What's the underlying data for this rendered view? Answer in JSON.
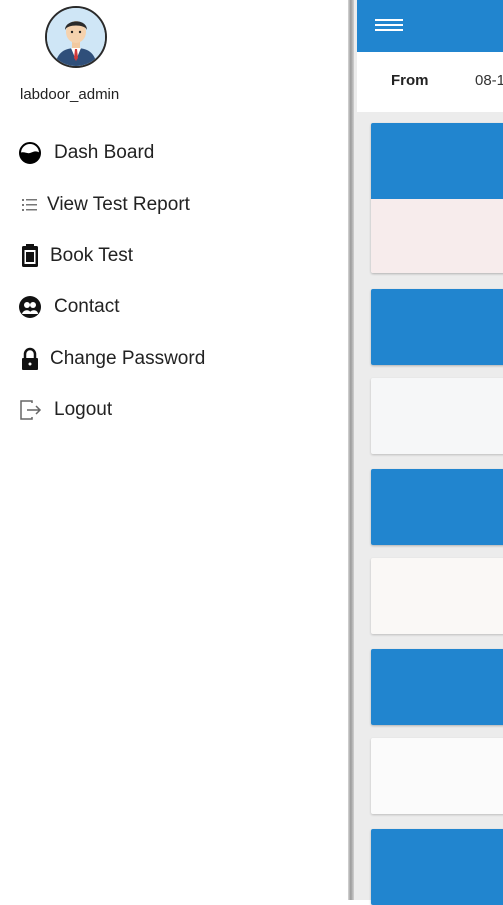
{
  "drawer": {
    "username": "labdoor_admin",
    "items": [
      {
        "label": "Dash Board",
        "icon": "dashboard-icon"
      },
      {
        "label": "View Test Report",
        "icon": "list-icon"
      },
      {
        "label": "Book Test",
        "icon": "clipboard-icon"
      },
      {
        "label": "Contact",
        "icon": "contacts-icon"
      },
      {
        "label": "Change Password",
        "icon": "lock-icon"
      },
      {
        "label": "Logout",
        "icon": "logout-icon"
      }
    ]
  },
  "main": {
    "filter": {
      "from_label": "From",
      "from_value": "08-1"
    }
  },
  "colors": {
    "accent": "#2185cf",
    "card_tint": "#f7ecec"
  }
}
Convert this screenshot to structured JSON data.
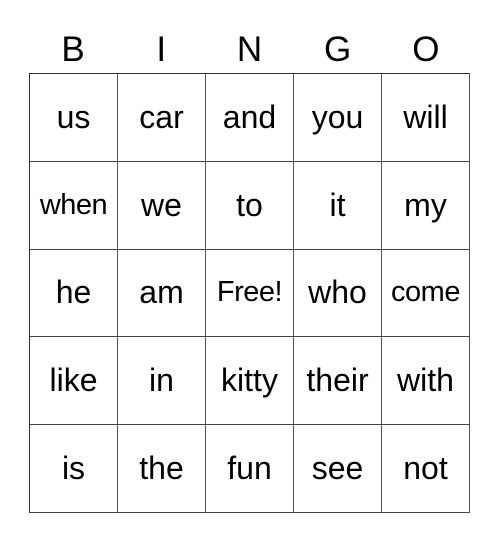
{
  "header": [
    "B",
    "I",
    "N",
    "G",
    "O"
  ],
  "rows": [
    [
      "us",
      "car",
      "and",
      "you",
      "will"
    ],
    [
      "when",
      "we",
      "to",
      "it",
      "my"
    ],
    [
      "he",
      "am",
      "Free!",
      "who",
      "come"
    ],
    [
      "like",
      "in",
      "kitty",
      "their",
      "with"
    ],
    [
      "is",
      "the",
      "fun",
      "see",
      "not"
    ]
  ]
}
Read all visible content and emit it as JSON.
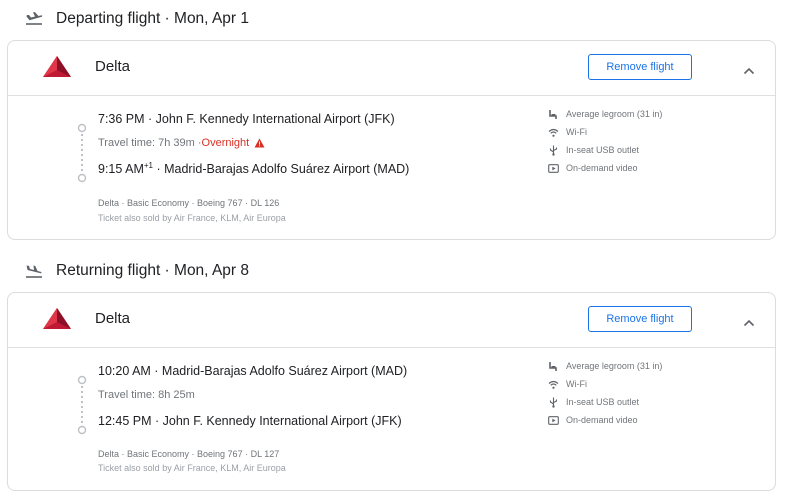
{
  "departing": {
    "title": "Departing flight · Mon, Apr 1",
    "airline": "Delta",
    "remove_label": "Remove flight",
    "depart": "7:36 PM · John F. Kennedy International Airport (JFK)",
    "travel_time": "Travel time: 7h 39m · ",
    "overnight": "Overnight",
    "arrive_time": "9:15 AM",
    "arrive_day_offset": "+1",
    "arrive_rest": " · Madrid-Barajas Adolfo Suárez Airport (MAD)",
    "details": "Delta · Basic Economy · Boeing 767 · DL 126",
    "codeshare": "Ticket also sold by Air France, KLM, Air Europa",
    "amenities": [
      "Average legroom (31 in)",
      "Wi-Fi",
      "In-seat USB outlet",
      "On-demand video"
    ]
  },
  "returning": {
    "title": "Returning flight · Mon, Apr 8",
    "airline": "Delta",
    "remove_label": "Remove flight",
    "depart": "10:20 AM · Madrid-Barajas Adolfo Suárez Airport (MAD)",
    "travel_time": "Travel time: 8h 25m",
    "arrive": "12:45 PM · John F. Kennedy International Airport (JFK)",
    "details": "Delta · Basic Economy · Boeing 767 · DL 127",
    "codeshare": "Ticket also sold by Air France, KLM, Air Europa",
    "amenities": [
      "Average legroom (31 in)",
      "Wi-Fi",
      "In-seat USB outlet",
      "On-demand video"
    ]
  },
  "colors": {
    "accent": "#1a73e8",
    "warning": "#d93025",
    "delta_red": "#c01933"
  }
}
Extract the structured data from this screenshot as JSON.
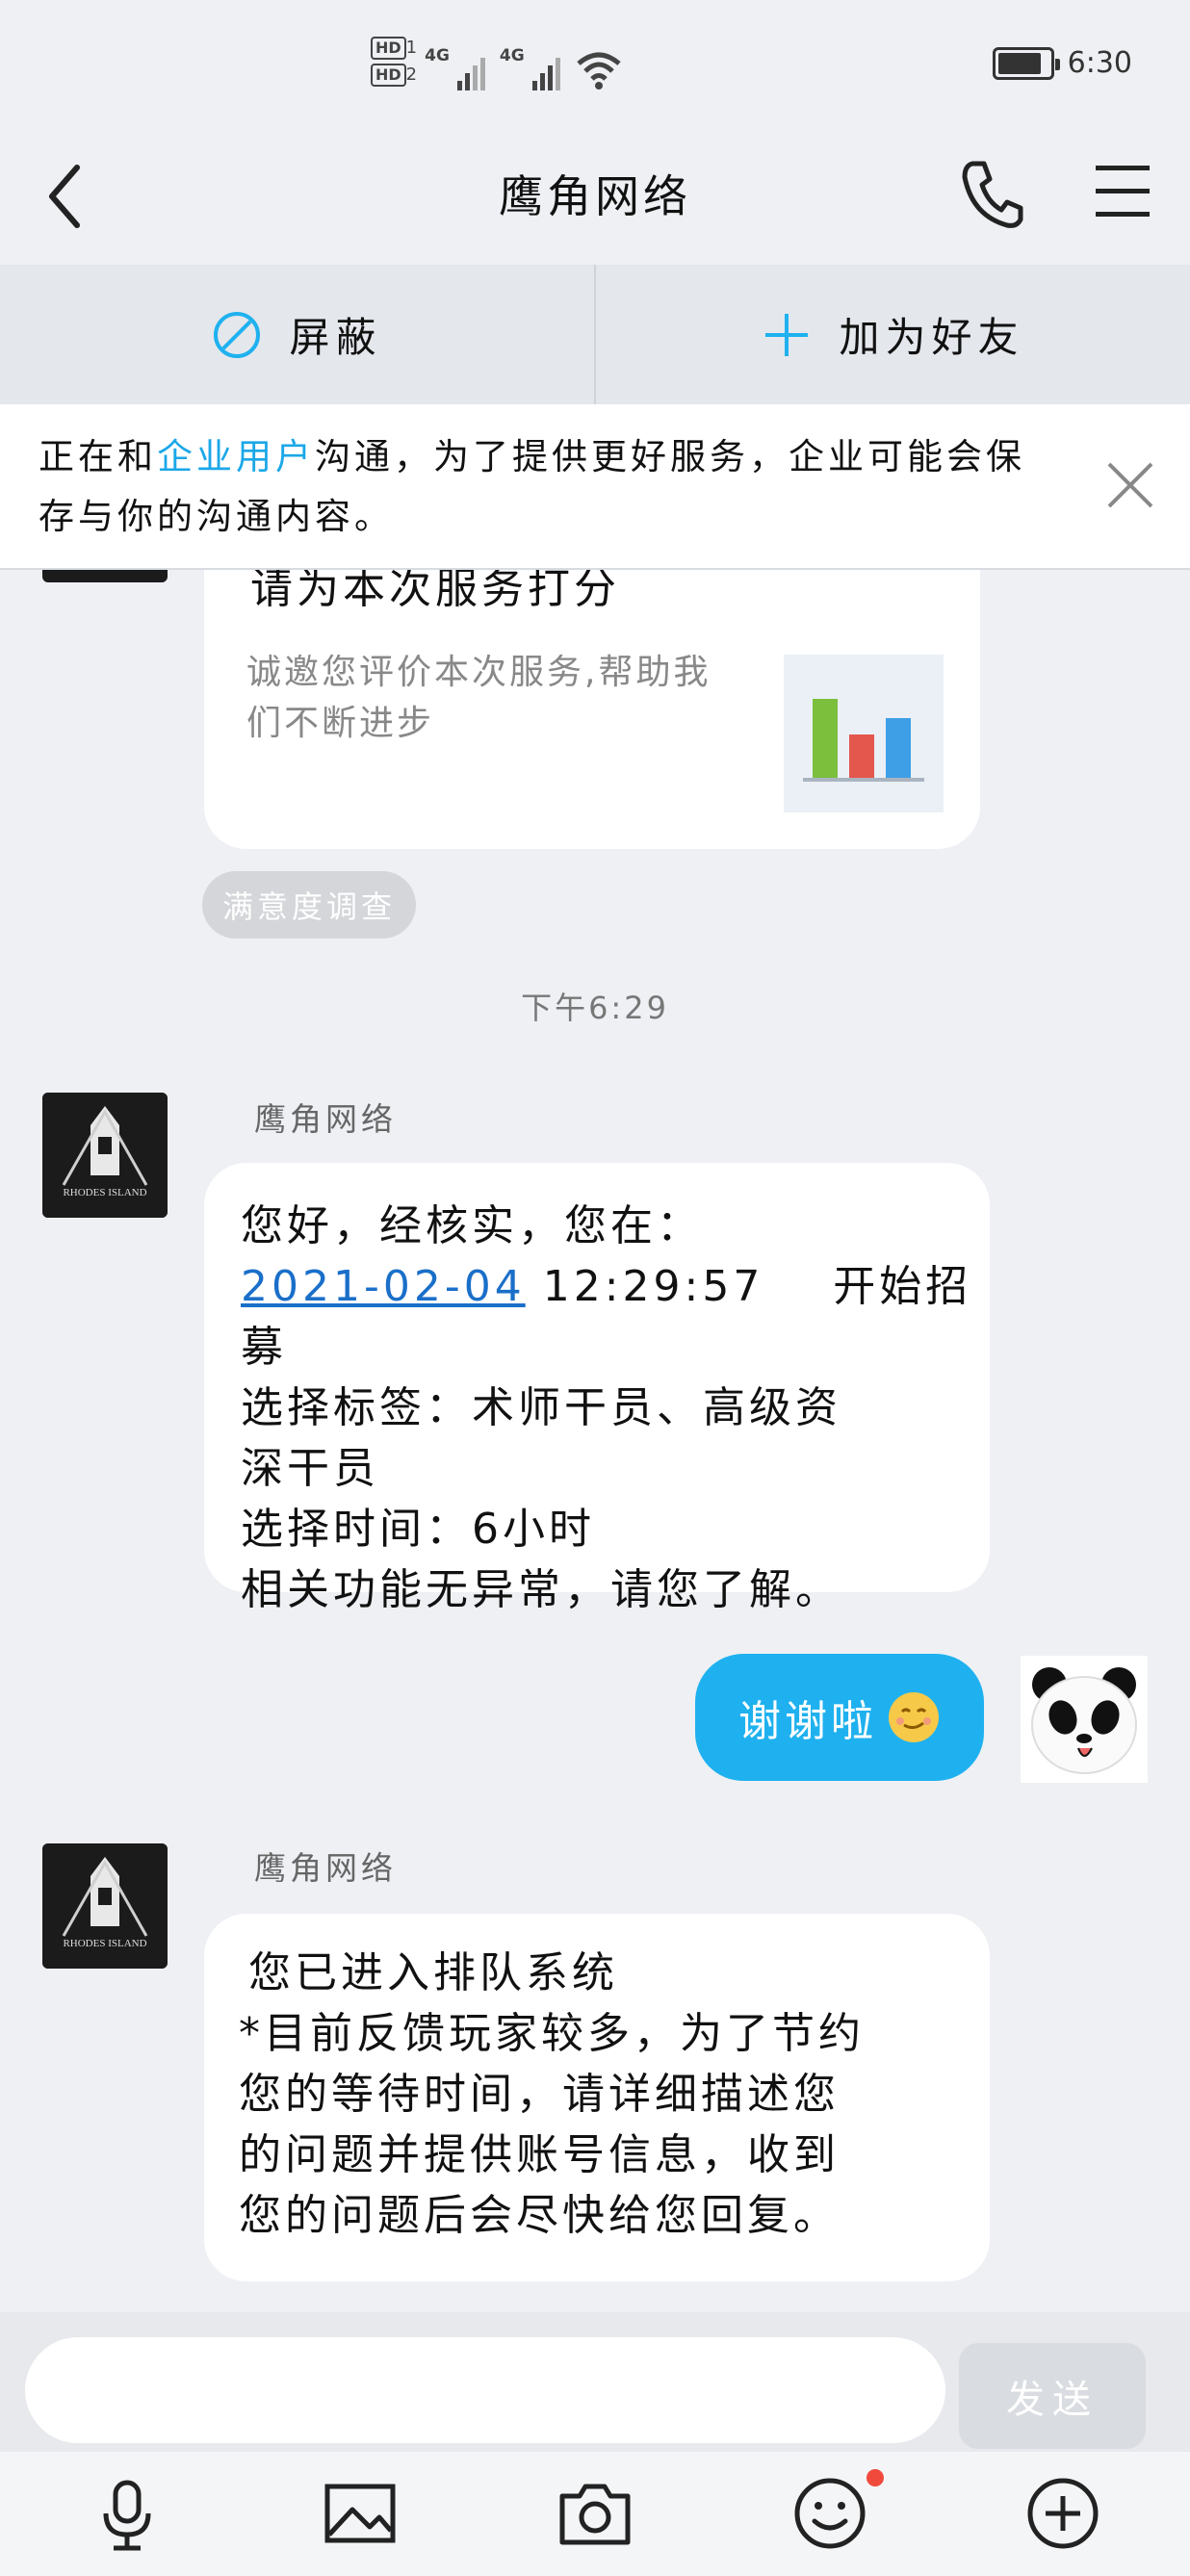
{
  "status_bar": {
    "hd1": "HD",
    "hd1_sub": "1",
    "hd2": "HD",
    "hd2_sub": "2",
    "net1": "4G",
    "net2": "4G",
    "time": "6:30"
  },
  "header": {
    "title": "鹰角网络"
  },
  "actions": {
    "block_label": "屏蔽",
    "add_friend_label": "加为好友"
  },
  "notice": {
    "prefix": "正在和",
    "highlight": "企业用户",
    "suffix": "沟通，为了提供更好服务，企业可能会保存与你的沟通内容。"
  },
  "rating_card": {
    "title": "请为本次服务打分",
    "description": "诚邀您评价本次服务,帮助我们不断进步",
    "chip": "满意度调查",
    "bar_values": [
      0.82,
      0.45,
      0.62
    ],
    "bar_colors": [
      "#7bbf3c",
      "#e4574c",
      "#3e9ee6"
    ]
  },
  "timestamp": "下午6:29",
  "messages": [
    {
      "sender": "鹰角网络",
      "line1": "您好，经核实，您在：",
      "date": "2021-02-04",
      "time": "12:29:57",
      "action": "开始招募",
      "line3": "选择标签：术师干员、高级资",
      "line4": "深干员",
      "line5": "选择时间：6小时",
      "line6": "相关功能无异常，请您了解。"
    },
    {
      "text": "谢谢啦"
    },
    {
      "sender": "鹰角网络",
      "line1": "您已进入排队系统",
      "line2": "*目前反馈玩家较多，为了节约",
      "line3": "您的等待时间，请详细描述您",
      "line4": "的问题并提供账号信息，收到",
      "line5": "您的问题后会尽快给您回复。"
    }
  ],
  "avatar": {
    "caption": "RHODES ISLAND"
  },
  "input": {
    "placeholder": "",
    "send_label": "发送"
  },
  "colors": {
    "accent": "#1fb1ef",
    "badge": "#f04a3c"
  }
}
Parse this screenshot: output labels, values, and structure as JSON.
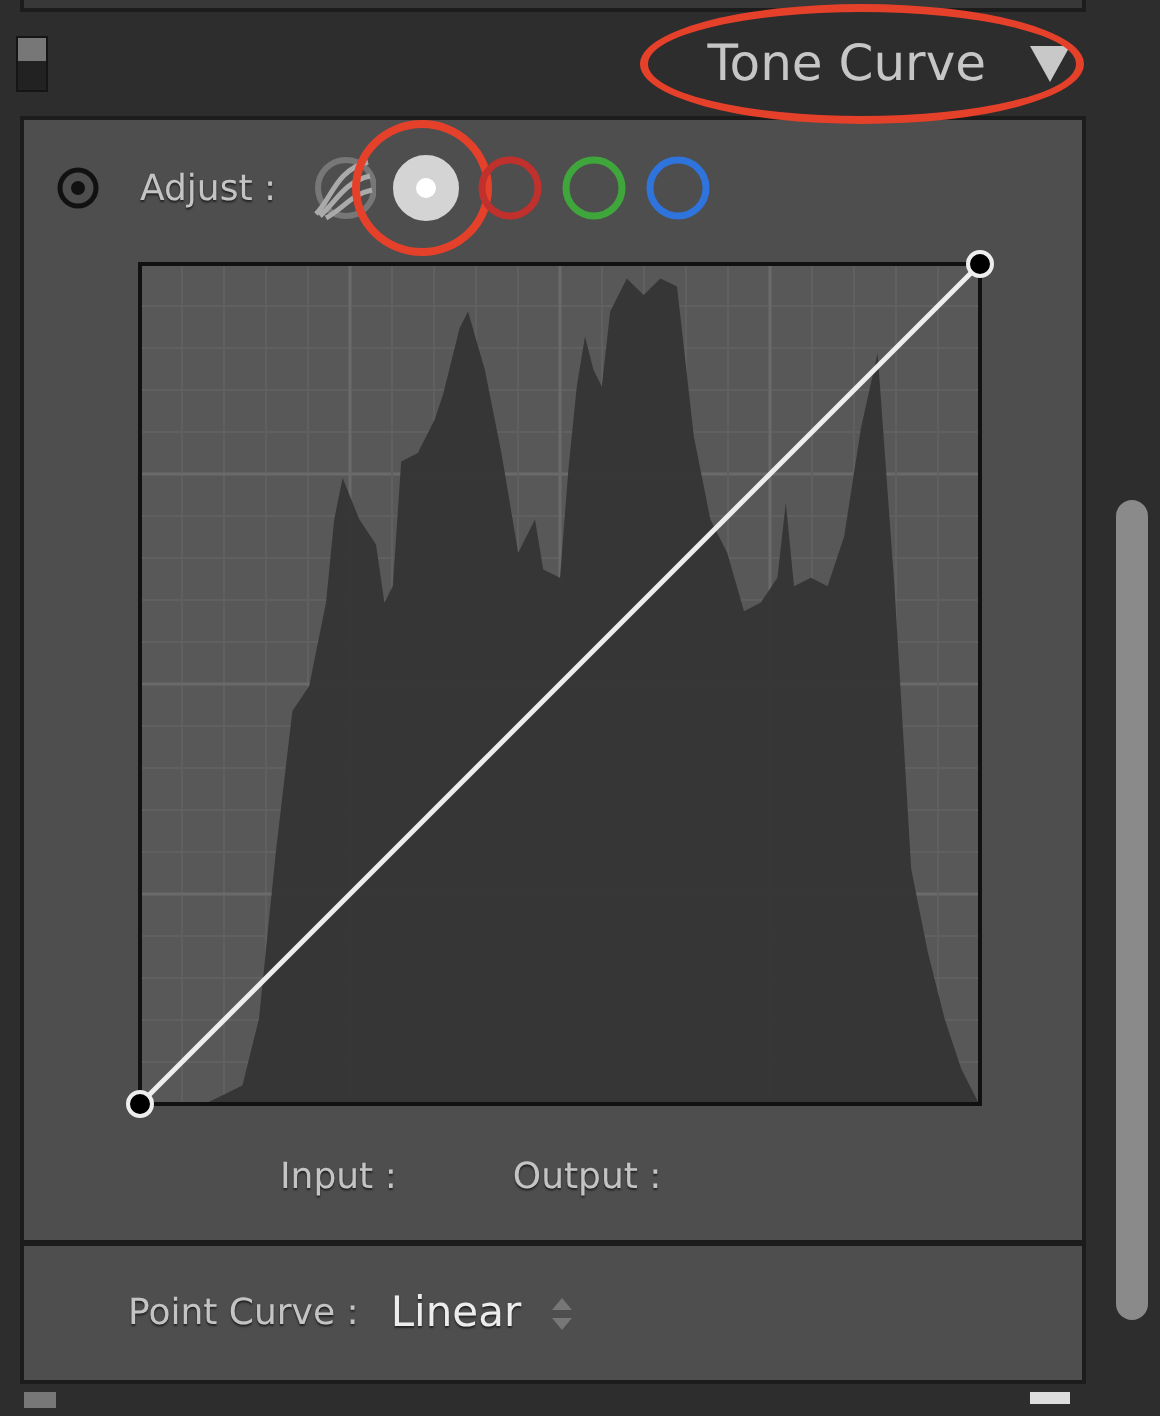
{
  "panel": {
    "switch_on": true,
    "title": "Tone Curve",
    "title_highlighted": true,
    "expanded": true
  },
  "adjust": {
    "label": "Adjust :",
    "channels": [
      {
        "kind": "region",
        "selected": false,
        "highlighted": false
      },
      {
        "kind": "rgb",
        "selected": true,
        "highlighted": true
      },
      {
        "kind": "single",
        "color": "#c0302c",
        "selected": false,
        "highlighted": false
      },
      {
        "kind": "single",
        "color": "#3fa63c",
        "selected": false,
        "highlighted": false
      },
      {
        "kind": "single",
        "color": "#2f74dc",
        "selected": false,
        "highlighted": false
      }
    ]
  },
  "curve": {
    "input_label": "Input :",
    "output_label": "Output :"
  },
  "point_curve": {
    "label": "Point Curve :",
    "value": "Linear"
  },
  "next_panel": {
    "switch_on": true
  }
}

*Your instructions*.
Isolate the lines that hold the word "Economy" and copy all of them.

*Response for this exercise*.
    "details": "Delta · Basic Economy · Boeing 767 · DL 126",
    "details": "Delta · Basic Economy · Boeing 767 · DL 127",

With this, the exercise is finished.